■ **Task statement**: Extract all lines containing "type".

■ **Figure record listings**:
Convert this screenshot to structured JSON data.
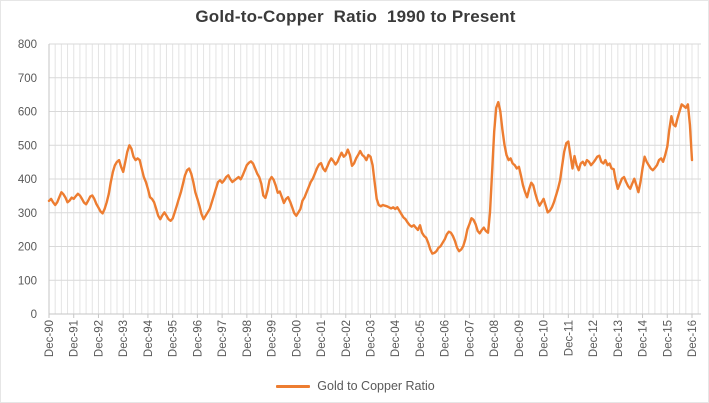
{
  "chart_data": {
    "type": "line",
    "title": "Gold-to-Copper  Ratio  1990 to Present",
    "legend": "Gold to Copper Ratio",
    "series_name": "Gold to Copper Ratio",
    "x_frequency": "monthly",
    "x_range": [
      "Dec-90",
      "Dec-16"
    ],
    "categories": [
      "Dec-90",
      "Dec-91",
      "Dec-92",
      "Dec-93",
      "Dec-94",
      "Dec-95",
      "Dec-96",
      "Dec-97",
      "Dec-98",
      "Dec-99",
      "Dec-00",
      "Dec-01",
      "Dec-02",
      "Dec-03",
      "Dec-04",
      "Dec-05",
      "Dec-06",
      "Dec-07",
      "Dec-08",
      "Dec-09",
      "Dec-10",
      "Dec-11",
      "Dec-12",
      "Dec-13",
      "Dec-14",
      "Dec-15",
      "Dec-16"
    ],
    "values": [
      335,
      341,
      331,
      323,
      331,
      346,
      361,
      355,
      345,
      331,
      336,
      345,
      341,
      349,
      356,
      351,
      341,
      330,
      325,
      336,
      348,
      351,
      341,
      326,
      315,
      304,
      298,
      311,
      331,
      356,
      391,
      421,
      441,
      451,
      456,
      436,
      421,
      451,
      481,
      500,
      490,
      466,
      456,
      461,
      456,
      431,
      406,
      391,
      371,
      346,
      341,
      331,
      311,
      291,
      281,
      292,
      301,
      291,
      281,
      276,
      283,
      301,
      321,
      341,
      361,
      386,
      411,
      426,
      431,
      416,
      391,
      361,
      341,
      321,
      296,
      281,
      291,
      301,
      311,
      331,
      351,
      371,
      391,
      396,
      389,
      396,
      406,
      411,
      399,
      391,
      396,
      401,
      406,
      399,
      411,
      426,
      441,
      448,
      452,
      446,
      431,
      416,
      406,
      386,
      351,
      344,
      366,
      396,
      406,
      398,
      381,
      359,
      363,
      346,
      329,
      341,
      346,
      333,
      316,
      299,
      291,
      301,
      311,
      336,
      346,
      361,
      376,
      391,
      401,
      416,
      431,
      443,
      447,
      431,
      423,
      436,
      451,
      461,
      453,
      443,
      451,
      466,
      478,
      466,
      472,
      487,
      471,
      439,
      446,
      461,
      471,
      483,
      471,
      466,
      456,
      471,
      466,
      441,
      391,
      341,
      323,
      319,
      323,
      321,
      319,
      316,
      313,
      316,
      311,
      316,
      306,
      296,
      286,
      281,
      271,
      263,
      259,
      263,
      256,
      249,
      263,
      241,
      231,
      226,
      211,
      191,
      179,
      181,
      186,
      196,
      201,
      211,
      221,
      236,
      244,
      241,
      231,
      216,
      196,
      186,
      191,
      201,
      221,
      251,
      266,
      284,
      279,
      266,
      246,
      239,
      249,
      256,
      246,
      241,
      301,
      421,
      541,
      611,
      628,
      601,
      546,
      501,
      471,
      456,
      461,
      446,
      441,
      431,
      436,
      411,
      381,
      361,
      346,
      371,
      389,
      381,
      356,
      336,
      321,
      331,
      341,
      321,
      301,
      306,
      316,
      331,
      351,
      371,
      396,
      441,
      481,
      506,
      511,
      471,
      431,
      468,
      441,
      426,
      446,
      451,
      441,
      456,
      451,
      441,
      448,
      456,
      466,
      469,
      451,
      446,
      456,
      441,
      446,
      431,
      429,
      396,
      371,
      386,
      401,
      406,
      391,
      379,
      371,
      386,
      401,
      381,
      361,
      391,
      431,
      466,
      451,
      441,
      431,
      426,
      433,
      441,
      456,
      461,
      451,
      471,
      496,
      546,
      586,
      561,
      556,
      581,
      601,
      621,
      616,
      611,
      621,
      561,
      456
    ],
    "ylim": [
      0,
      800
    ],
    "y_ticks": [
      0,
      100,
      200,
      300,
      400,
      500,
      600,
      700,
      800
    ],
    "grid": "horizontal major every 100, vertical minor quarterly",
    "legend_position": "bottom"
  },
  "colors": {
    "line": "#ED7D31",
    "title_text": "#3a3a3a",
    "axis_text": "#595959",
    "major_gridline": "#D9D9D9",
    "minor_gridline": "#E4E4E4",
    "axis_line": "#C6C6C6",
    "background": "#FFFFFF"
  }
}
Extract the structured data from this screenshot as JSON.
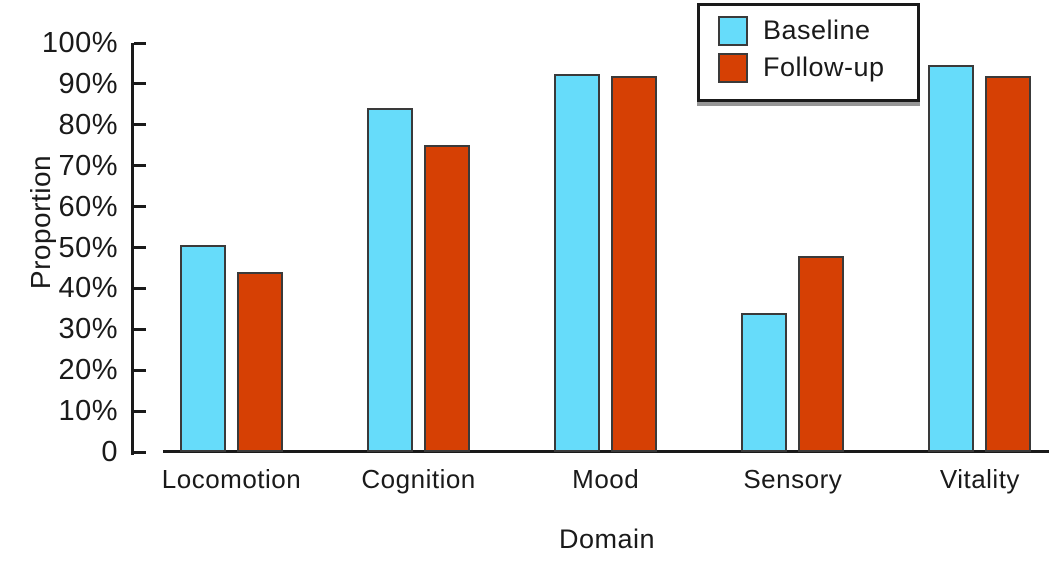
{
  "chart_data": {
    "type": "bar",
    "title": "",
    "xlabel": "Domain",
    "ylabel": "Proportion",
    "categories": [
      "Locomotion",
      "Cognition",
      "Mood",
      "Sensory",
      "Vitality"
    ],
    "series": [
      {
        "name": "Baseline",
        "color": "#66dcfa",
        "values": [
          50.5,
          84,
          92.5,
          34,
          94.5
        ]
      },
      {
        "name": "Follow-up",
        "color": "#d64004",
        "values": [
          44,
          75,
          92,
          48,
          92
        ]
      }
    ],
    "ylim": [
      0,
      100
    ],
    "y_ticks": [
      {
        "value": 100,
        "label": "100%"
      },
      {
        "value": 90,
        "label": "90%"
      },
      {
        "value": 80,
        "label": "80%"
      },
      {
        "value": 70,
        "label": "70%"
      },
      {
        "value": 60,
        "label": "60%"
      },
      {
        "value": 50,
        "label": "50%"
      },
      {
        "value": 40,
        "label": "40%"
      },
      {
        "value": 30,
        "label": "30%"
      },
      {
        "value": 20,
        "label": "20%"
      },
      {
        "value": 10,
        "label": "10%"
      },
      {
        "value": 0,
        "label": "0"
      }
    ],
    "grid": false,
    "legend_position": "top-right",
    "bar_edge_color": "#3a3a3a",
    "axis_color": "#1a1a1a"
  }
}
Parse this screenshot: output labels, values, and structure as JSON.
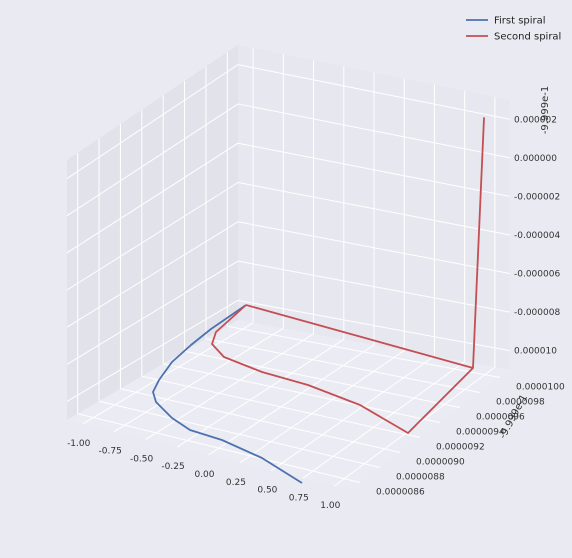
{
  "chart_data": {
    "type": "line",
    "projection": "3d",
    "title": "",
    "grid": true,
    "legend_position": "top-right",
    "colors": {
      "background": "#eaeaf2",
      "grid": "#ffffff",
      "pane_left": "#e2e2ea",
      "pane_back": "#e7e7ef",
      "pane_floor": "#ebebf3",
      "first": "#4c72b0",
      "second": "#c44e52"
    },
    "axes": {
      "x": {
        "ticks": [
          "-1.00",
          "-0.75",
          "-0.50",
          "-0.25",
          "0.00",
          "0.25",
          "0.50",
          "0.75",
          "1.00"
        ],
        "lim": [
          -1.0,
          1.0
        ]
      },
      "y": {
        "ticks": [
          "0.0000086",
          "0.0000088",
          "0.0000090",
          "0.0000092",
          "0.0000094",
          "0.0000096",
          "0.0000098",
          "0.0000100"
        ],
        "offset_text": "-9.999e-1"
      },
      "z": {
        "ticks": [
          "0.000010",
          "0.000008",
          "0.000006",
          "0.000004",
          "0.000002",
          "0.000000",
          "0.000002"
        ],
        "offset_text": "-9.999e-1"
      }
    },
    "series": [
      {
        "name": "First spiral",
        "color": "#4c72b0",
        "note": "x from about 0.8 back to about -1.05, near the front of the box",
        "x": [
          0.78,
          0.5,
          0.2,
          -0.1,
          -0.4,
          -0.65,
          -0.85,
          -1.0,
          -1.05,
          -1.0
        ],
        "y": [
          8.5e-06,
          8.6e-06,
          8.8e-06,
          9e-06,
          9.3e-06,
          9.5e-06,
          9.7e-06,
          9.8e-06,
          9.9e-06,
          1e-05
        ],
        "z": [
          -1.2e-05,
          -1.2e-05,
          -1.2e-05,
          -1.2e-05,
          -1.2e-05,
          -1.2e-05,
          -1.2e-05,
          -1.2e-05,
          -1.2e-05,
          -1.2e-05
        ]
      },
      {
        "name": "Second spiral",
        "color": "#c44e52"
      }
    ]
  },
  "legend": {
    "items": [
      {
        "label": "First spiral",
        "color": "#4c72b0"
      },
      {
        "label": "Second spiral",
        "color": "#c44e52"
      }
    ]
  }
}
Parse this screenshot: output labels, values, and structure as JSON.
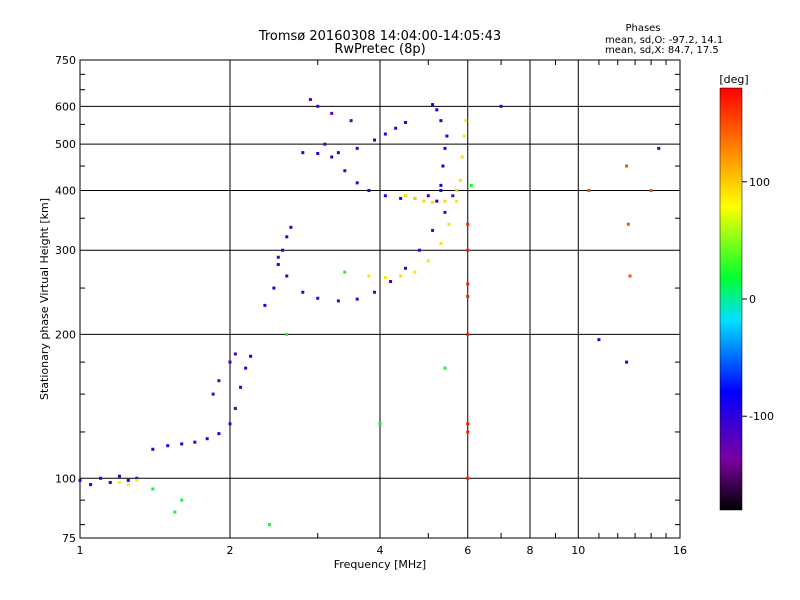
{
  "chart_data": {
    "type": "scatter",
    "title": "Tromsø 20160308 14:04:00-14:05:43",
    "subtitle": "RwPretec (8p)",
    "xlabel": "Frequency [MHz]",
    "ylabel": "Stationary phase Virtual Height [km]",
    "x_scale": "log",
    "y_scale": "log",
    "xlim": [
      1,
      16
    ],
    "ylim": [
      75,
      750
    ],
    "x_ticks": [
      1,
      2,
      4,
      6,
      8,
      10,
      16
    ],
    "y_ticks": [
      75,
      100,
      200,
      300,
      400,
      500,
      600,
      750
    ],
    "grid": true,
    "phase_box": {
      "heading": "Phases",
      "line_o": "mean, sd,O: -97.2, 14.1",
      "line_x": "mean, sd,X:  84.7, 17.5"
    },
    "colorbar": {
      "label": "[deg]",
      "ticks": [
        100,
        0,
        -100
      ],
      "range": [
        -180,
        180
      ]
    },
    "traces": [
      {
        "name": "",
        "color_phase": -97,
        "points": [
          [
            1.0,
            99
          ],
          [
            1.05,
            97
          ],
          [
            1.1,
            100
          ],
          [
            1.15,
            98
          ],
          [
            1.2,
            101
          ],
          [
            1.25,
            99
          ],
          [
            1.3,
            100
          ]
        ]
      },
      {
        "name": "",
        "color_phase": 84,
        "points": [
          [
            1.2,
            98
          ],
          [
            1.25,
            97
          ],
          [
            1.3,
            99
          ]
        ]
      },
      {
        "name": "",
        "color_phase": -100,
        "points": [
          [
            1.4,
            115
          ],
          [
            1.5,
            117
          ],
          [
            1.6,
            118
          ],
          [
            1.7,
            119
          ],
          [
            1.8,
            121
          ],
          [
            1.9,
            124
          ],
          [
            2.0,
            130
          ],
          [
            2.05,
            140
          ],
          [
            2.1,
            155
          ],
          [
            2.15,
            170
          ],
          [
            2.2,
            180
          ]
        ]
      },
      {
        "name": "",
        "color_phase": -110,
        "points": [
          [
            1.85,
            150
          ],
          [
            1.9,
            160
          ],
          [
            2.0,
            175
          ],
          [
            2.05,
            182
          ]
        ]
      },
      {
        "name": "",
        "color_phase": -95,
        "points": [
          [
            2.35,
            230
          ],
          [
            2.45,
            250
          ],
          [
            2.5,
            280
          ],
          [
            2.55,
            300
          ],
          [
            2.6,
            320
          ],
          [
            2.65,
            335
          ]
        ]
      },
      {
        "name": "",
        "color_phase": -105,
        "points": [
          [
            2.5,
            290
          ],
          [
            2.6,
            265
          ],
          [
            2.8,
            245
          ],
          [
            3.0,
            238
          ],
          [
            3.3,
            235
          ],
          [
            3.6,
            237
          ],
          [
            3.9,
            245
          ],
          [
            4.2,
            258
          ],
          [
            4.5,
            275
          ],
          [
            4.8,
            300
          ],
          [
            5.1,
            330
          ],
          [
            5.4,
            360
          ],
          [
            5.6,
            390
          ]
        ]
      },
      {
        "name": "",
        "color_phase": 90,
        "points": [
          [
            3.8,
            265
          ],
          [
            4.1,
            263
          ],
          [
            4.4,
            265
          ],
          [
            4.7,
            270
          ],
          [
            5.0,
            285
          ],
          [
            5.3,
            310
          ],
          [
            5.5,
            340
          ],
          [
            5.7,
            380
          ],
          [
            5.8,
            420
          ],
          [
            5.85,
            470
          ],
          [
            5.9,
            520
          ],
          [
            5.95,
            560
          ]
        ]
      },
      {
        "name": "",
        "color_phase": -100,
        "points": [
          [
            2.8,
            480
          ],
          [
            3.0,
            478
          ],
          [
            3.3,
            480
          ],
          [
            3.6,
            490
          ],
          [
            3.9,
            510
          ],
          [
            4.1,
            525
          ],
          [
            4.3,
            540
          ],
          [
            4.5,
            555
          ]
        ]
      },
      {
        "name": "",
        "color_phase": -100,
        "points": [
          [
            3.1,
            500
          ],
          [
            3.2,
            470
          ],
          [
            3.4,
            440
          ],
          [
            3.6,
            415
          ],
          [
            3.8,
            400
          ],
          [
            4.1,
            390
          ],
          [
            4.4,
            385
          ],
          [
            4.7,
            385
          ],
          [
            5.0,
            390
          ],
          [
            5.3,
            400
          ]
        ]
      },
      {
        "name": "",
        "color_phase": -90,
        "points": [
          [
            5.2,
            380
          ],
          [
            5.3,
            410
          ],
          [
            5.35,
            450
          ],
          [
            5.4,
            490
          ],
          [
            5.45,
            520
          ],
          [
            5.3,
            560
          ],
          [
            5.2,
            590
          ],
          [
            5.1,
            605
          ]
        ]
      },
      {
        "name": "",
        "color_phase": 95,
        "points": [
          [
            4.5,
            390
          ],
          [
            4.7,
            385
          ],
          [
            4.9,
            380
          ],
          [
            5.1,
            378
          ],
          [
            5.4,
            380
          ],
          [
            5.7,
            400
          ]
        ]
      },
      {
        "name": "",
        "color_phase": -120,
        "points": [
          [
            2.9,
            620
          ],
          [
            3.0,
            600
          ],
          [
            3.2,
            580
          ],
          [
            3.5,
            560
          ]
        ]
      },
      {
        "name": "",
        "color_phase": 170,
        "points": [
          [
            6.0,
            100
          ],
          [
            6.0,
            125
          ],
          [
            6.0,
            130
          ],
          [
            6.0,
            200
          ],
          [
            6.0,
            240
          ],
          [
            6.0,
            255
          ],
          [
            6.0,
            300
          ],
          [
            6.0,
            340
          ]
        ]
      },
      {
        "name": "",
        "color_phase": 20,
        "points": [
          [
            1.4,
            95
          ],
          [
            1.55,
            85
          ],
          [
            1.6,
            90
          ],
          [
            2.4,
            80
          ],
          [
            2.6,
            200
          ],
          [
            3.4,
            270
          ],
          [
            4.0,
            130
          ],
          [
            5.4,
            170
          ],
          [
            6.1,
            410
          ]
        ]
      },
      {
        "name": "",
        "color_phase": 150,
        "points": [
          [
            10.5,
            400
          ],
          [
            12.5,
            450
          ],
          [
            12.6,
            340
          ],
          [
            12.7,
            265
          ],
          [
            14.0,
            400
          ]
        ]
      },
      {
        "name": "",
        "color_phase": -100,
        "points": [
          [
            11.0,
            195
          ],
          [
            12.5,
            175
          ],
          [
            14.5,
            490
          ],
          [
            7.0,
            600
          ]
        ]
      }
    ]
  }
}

■ **Written response**:
    "type": "line",
    "type": "bar",
    "type": "line",
    "type": "scatter",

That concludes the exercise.